--- START ---

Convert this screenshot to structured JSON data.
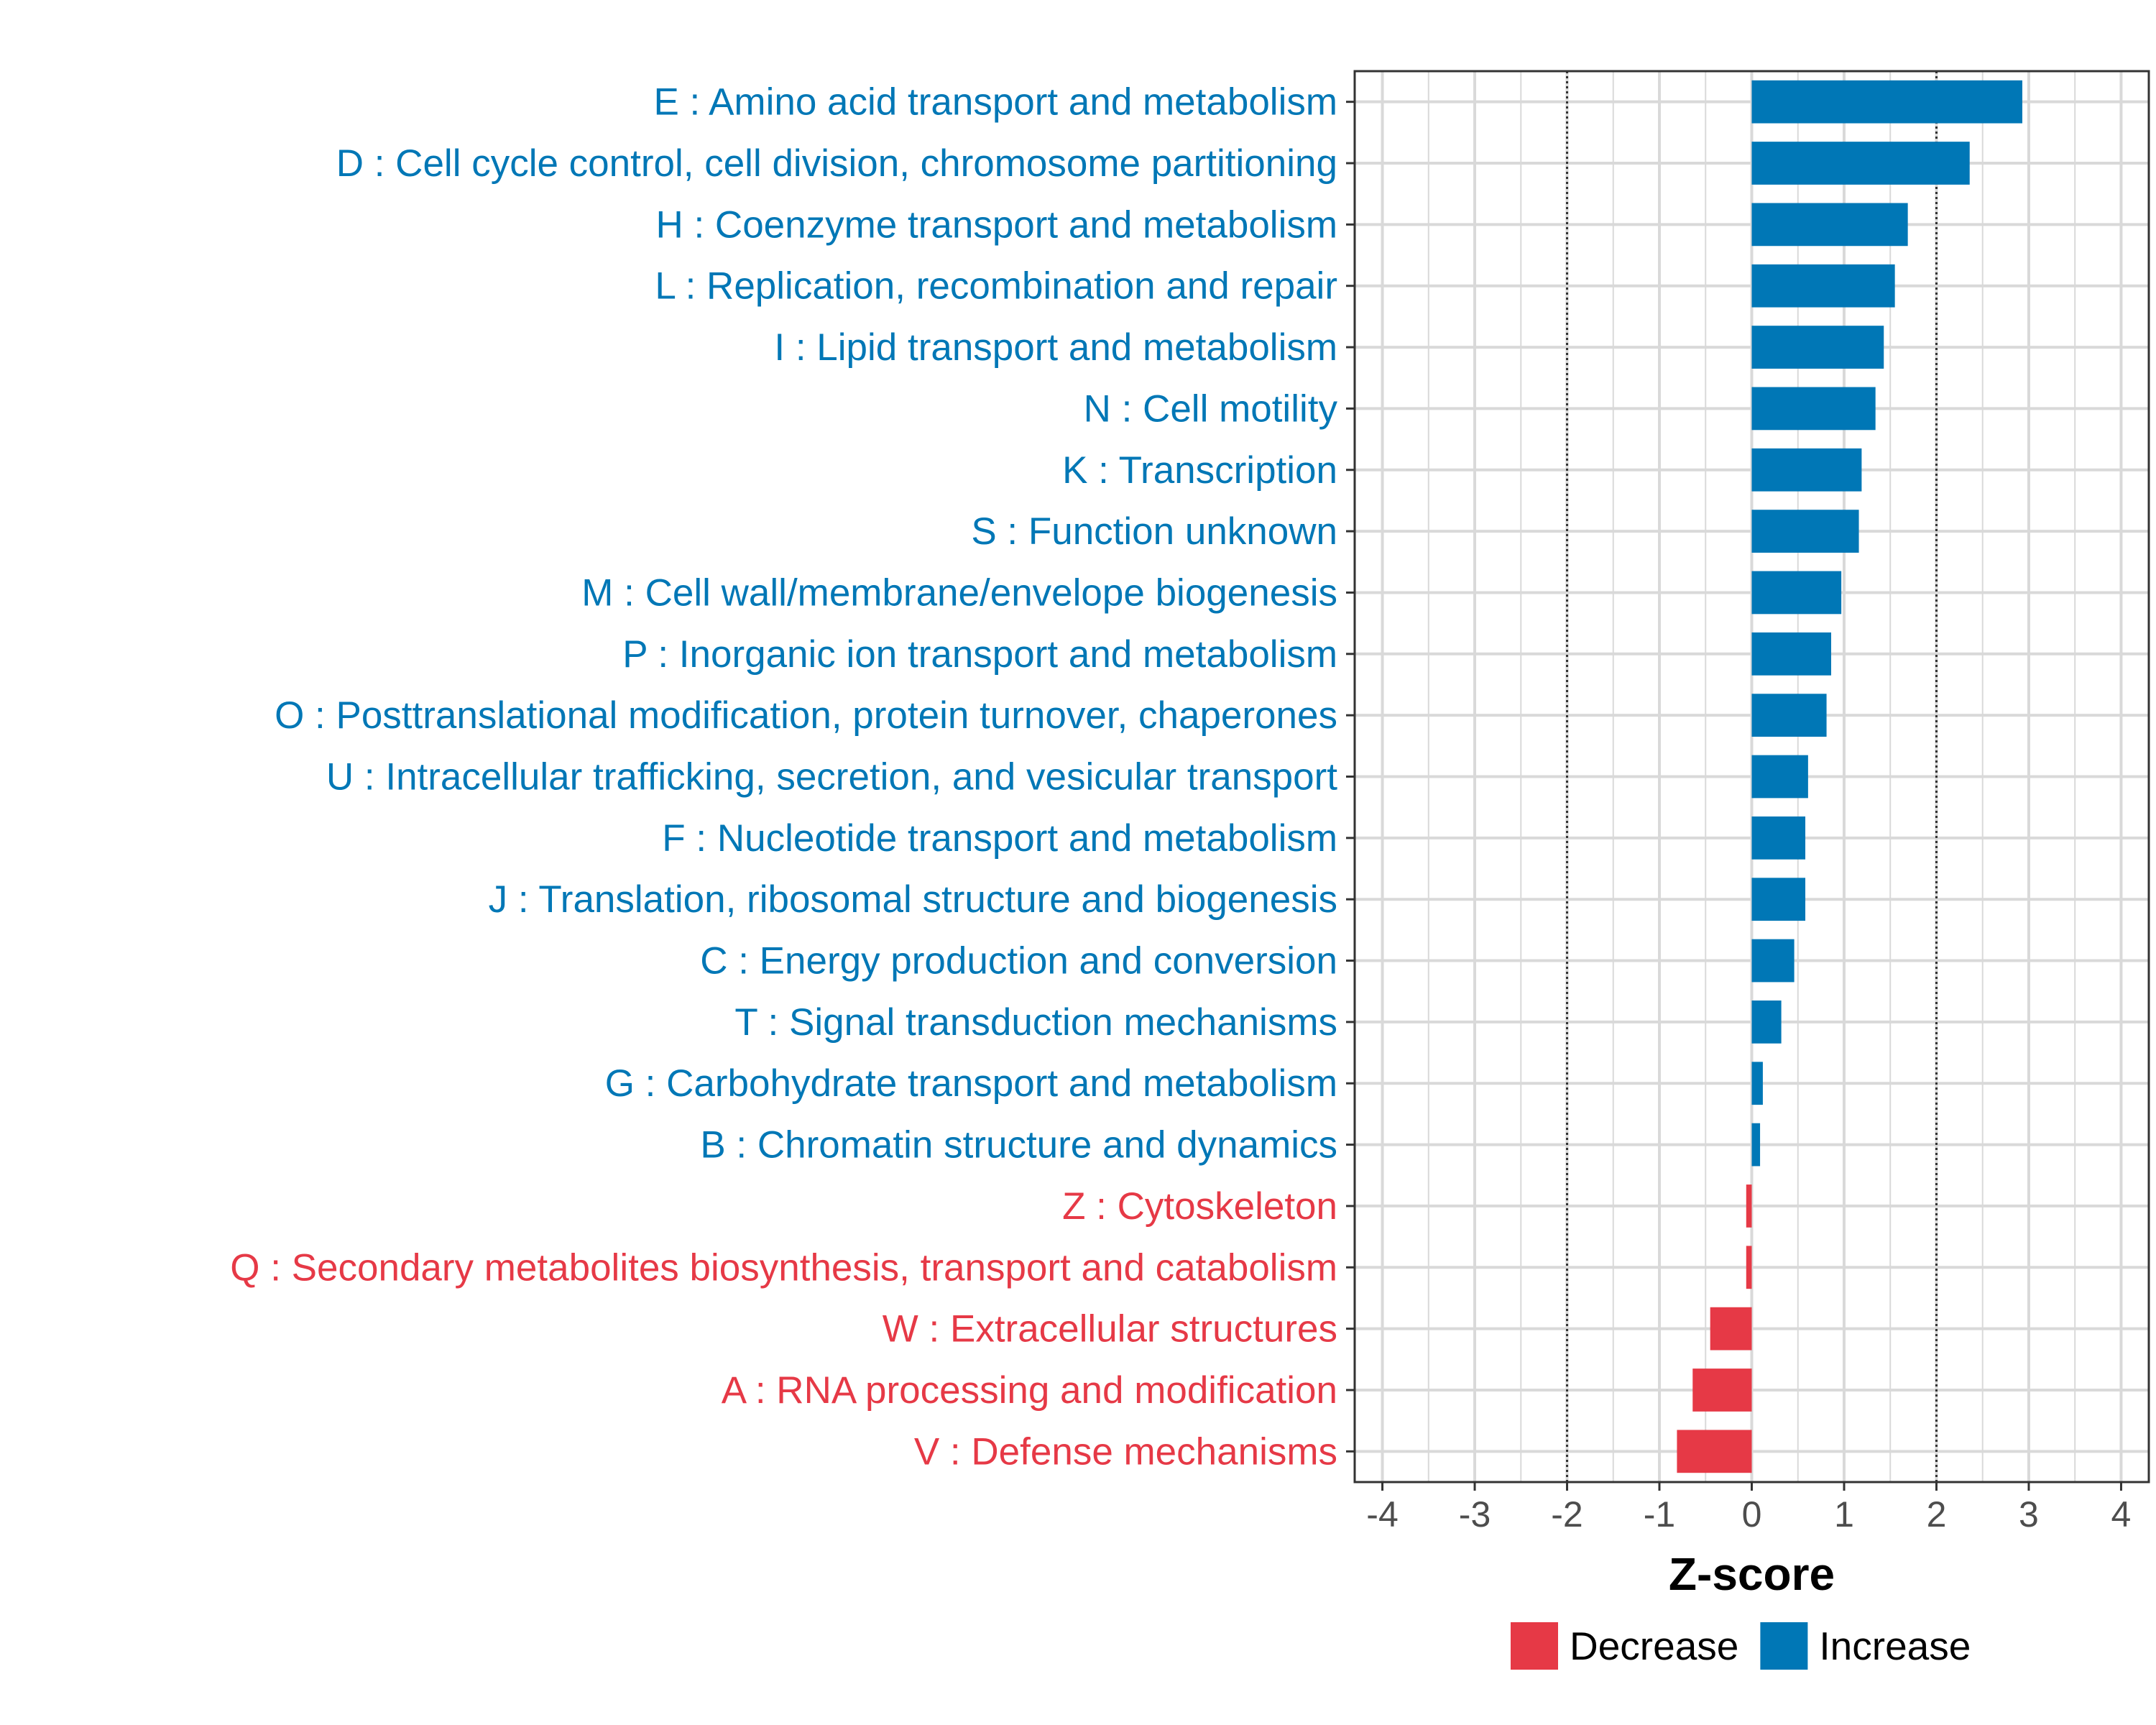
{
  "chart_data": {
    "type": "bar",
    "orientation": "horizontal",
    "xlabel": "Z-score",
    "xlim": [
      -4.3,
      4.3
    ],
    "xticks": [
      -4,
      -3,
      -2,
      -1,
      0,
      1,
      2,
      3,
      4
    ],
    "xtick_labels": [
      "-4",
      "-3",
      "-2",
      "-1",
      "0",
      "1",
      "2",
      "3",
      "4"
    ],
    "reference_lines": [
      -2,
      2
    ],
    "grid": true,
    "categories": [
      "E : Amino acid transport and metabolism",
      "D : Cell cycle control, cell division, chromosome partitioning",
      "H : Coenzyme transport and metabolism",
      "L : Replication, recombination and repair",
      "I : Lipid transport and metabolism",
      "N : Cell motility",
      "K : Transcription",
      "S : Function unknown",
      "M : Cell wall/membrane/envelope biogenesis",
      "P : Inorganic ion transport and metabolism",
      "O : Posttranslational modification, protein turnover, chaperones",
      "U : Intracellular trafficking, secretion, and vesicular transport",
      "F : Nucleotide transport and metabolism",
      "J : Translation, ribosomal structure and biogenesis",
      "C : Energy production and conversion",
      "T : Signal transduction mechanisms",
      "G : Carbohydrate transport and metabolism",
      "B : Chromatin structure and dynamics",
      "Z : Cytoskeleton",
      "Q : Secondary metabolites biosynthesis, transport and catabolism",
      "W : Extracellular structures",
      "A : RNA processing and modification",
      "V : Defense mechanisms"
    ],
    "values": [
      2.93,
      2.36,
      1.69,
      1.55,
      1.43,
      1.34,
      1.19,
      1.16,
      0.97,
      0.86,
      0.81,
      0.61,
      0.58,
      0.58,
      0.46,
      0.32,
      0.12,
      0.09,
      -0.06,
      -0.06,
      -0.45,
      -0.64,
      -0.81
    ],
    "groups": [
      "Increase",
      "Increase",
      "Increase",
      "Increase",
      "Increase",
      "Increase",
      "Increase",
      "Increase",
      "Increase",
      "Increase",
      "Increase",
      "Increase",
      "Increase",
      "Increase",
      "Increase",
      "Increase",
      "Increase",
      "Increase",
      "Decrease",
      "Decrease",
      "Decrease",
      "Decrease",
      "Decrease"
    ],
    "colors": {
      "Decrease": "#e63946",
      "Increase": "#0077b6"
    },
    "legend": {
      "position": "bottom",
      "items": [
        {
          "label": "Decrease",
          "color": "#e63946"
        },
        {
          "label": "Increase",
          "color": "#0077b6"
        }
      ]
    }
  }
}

--- END ---
--- START ---

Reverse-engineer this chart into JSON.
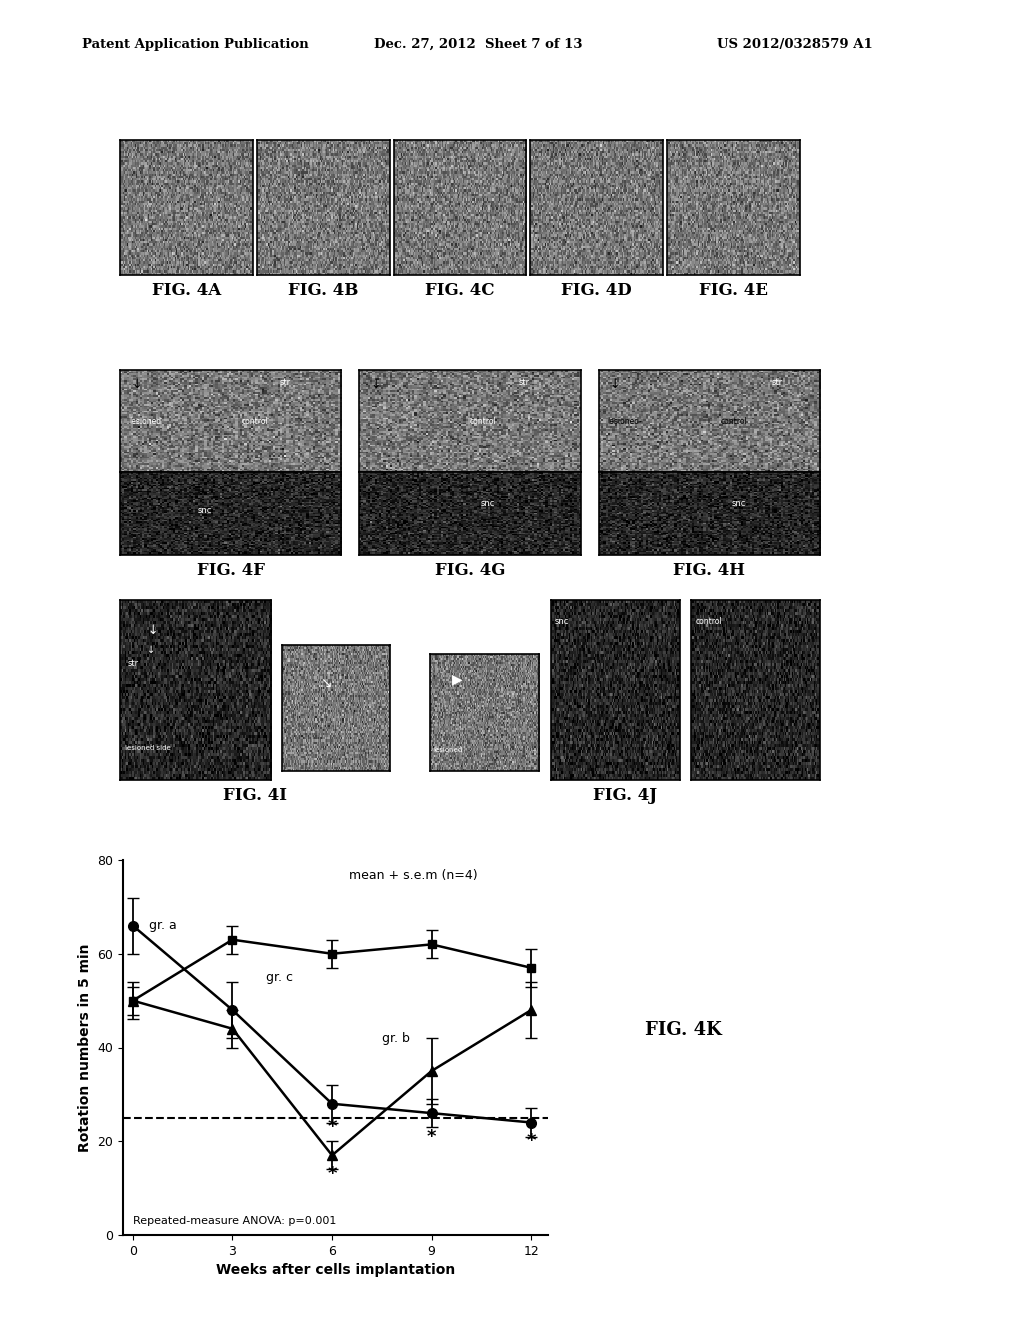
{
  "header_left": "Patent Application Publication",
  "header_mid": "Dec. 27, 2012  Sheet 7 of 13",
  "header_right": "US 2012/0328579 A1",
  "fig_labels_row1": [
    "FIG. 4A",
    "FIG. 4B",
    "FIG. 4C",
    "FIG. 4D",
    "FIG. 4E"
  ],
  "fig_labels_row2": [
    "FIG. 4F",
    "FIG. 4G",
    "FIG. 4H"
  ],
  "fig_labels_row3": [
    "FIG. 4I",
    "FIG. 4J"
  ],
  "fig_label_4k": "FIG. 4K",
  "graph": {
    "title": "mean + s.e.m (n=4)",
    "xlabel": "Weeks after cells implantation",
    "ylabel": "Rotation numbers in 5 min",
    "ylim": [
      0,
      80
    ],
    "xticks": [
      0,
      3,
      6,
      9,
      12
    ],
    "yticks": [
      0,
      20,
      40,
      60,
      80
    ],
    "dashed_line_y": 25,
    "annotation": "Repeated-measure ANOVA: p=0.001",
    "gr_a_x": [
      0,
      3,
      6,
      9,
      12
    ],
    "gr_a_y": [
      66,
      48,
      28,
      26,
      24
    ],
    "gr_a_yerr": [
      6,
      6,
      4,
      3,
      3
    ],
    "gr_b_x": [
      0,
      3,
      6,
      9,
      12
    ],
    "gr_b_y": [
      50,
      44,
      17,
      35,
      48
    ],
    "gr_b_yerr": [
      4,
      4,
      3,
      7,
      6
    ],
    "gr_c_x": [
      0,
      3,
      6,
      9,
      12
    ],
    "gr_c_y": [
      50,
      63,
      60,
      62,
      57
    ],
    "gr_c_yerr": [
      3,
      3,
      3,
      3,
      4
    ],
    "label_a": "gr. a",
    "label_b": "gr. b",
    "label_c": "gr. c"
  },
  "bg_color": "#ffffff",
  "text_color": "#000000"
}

--- END ---

* **TASK TO CARRY OUT**:
Reproduce every line from the listing above that holds the word "biogenesis".

* **SOLUTION**:
      "M : Cell wall/membrane/envelope biogenesis",
      "J : Translation, ribosomal structure and biogenesis",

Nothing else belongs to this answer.